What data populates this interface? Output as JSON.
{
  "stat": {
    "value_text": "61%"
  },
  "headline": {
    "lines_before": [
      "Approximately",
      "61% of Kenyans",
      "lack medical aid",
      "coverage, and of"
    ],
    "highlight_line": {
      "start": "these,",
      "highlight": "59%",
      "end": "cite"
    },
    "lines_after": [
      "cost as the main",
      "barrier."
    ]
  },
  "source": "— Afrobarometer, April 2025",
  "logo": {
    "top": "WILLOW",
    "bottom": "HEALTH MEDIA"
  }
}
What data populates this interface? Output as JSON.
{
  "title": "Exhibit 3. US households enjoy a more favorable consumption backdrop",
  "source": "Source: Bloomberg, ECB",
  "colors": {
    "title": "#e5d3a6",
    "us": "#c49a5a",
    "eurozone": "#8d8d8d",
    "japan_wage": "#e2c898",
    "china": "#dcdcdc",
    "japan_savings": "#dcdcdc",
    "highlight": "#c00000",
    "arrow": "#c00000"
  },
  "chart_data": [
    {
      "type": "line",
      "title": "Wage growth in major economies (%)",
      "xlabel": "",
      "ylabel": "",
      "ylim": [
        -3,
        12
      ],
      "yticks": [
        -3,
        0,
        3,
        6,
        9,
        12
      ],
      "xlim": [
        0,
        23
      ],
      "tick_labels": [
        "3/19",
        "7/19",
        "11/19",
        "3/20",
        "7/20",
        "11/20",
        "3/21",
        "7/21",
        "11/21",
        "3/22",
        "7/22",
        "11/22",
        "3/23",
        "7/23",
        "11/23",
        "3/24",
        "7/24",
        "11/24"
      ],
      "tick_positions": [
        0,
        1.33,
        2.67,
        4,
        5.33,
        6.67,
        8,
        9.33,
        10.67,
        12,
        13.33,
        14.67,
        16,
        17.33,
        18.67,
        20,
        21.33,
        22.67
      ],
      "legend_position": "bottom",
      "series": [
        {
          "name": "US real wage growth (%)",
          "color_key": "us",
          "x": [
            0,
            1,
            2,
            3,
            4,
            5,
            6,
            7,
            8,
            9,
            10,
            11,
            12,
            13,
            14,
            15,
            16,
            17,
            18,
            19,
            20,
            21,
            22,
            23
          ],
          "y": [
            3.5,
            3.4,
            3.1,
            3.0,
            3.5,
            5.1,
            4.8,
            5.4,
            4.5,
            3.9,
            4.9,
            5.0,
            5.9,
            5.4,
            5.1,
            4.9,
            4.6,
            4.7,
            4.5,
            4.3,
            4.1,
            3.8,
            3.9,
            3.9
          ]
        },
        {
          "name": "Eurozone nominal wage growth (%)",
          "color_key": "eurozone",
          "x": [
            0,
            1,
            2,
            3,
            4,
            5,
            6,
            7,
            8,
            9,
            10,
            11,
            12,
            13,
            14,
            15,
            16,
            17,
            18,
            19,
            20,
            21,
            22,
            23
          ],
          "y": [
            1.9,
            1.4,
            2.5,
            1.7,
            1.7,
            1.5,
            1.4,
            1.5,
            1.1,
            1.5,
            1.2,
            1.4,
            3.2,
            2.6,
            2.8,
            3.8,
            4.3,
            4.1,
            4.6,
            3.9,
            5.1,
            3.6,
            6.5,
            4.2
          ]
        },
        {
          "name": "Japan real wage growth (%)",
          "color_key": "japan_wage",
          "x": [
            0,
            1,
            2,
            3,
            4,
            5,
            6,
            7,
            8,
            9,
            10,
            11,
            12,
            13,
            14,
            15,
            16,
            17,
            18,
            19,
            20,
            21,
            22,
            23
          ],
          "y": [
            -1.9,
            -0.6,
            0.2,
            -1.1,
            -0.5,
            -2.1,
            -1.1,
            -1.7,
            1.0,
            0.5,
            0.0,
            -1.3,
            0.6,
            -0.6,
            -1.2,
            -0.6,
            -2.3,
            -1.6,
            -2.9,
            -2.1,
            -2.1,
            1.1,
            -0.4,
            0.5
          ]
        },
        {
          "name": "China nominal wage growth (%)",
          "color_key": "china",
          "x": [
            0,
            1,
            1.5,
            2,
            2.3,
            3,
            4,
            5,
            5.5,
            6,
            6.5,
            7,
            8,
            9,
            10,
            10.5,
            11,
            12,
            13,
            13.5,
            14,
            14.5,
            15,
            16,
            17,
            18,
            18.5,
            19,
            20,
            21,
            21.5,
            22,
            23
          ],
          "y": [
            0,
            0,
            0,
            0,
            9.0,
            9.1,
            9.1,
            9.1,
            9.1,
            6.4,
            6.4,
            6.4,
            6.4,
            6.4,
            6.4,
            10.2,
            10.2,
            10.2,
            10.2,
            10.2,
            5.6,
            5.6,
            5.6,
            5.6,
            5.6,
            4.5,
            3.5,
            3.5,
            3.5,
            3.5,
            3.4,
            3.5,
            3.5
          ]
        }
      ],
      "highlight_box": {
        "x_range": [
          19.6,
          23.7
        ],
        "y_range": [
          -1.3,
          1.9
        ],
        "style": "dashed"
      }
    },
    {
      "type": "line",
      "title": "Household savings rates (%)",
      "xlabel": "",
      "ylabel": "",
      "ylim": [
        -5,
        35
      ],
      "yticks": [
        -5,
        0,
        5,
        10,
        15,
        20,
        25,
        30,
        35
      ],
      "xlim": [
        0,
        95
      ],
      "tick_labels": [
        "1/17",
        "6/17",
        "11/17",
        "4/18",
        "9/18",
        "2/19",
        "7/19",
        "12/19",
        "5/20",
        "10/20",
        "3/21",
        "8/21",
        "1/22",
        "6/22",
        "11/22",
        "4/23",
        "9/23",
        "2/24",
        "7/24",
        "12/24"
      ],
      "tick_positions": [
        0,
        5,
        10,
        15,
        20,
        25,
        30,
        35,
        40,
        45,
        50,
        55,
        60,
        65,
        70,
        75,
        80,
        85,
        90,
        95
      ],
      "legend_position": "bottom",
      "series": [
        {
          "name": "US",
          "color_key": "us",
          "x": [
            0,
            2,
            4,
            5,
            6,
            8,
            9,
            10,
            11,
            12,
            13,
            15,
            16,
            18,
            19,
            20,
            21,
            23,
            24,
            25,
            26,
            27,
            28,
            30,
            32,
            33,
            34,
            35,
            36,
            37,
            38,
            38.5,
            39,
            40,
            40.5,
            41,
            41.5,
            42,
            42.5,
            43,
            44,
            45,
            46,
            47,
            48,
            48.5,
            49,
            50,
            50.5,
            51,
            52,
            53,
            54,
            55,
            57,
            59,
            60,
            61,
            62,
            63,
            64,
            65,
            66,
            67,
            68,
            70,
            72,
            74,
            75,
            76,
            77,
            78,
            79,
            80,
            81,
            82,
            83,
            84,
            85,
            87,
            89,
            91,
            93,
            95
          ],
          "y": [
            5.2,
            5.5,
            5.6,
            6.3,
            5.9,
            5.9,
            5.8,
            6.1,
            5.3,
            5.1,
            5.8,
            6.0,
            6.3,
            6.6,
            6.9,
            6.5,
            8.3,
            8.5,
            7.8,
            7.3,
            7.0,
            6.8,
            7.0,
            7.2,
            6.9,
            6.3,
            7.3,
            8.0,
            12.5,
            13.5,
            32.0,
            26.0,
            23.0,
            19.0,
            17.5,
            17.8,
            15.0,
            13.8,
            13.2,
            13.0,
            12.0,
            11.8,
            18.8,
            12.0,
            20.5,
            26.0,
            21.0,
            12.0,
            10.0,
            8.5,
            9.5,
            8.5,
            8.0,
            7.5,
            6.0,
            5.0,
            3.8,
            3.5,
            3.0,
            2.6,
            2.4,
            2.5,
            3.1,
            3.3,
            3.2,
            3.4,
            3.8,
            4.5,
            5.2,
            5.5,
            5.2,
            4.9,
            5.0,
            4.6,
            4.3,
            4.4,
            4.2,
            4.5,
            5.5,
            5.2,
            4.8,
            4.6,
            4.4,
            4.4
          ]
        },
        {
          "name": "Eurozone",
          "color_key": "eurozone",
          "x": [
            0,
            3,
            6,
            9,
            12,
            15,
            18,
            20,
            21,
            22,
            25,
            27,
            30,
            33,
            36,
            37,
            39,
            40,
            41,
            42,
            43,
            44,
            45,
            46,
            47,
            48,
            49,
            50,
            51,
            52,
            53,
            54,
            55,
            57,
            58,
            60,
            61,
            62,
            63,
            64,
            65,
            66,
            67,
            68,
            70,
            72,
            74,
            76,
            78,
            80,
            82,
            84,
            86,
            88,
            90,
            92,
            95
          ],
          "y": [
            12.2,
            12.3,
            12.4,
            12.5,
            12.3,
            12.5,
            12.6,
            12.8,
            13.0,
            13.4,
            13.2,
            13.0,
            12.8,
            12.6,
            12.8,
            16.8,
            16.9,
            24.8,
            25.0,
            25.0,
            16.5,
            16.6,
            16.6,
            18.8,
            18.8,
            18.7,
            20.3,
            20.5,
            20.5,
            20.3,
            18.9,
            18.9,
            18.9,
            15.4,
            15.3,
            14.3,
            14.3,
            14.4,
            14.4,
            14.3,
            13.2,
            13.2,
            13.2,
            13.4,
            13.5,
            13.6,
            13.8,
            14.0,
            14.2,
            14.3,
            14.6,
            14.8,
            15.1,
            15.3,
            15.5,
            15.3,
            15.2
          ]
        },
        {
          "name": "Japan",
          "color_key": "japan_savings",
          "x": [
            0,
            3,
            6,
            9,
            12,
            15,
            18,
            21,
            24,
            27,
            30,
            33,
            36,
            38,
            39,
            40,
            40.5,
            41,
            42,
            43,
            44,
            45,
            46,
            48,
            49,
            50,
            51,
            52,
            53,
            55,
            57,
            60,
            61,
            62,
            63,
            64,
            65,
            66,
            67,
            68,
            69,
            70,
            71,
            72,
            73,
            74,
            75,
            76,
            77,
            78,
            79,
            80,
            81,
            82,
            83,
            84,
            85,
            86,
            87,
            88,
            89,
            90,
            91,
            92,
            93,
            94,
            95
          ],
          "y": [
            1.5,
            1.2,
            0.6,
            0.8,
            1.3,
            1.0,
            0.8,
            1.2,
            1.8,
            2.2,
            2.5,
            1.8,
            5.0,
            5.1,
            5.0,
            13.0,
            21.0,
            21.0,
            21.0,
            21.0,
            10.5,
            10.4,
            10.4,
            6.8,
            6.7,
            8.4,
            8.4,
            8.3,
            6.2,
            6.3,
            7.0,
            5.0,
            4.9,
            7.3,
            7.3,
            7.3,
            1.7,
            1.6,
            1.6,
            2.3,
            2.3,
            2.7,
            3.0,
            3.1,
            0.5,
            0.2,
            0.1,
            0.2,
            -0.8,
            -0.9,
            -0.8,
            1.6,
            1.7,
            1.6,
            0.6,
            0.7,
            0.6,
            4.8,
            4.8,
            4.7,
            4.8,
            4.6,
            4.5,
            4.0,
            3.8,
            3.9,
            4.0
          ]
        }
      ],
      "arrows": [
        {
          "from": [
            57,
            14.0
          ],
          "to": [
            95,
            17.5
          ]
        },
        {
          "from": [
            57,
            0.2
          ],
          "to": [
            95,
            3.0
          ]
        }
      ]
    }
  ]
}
━━━━━━━━━━━━━━━━
--- YOUR OBJECTIVE ---
List all lines in the material containing the string "real".

--- ANSWER TO THE TASK ---
          "name": "US real wage growth (%)",
          "name": "Japan real wage growth (%)",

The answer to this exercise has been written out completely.